● **DATASET EXTRACT**:
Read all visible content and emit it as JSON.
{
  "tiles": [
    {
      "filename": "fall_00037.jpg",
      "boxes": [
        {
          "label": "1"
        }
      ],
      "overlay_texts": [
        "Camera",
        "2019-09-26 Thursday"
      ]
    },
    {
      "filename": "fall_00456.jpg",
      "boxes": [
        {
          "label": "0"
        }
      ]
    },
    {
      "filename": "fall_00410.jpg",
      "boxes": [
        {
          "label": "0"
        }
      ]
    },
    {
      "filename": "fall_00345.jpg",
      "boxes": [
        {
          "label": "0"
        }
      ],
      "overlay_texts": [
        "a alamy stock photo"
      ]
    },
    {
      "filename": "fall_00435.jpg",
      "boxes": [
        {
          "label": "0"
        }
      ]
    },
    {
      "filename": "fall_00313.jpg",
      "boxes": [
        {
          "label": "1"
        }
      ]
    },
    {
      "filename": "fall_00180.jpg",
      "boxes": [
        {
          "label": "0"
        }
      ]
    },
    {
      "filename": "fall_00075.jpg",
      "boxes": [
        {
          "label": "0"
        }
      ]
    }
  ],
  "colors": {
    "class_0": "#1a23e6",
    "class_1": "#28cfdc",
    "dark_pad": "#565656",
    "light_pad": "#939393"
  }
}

● **SHORT PROBLEM**:
Repeat every record, keeping each word and mark exactly as it is.

● **ANSWER**:
Read all visible content and emit it as JSON.
{
  "tiles": [
    {
      "filename": "fall_00037.jpg",
      "boxes": [
        {
          "label": "1"
        }
      ],
      "overlay_texts": [
        "Camera",
        "2019-09-26 Thursday"
      ]
    },
    {
      "filename": "fall_00456.jpg",
      "boxes": [
        {
          "label": "0"
        }
      ]
    },
    {
      "filename": "fall_00410.jpg",
      "boxes": [
        {
          "label": "0"
        }
      ]
    },
    {
      "filename": "fall_00345.jpg",
      "boxes": [
        {
          "label": "0"
        }
      ],
      "overlay_texts": [
        "a alamy stock photo"
      ]
    },
    {
      "filename": "fall_00435.jpg",
      "boxes": [
        {
          "label": "0"
        }
      ]
    },
    {
      "filename": "fall_00313.jpg",
      "boxes": [
        {
          "label": "1"
        }
      ]
    },
    {
      "filename": "fall_00180.jpg",
      "boxes": [
        {
          "label": "0"
        }
      ]
    },
    {
      "filename": "fall_00075.jpg",
      "boxes": [
        {
          "label": "0"
        }
      ]
    }
  ],
  "colors": {
    "class_0": "#1a23e6",
    "class_1": "#28cfdc",
    "dark_pad": "#565656",
    "light_pad": "#939393"
  }
}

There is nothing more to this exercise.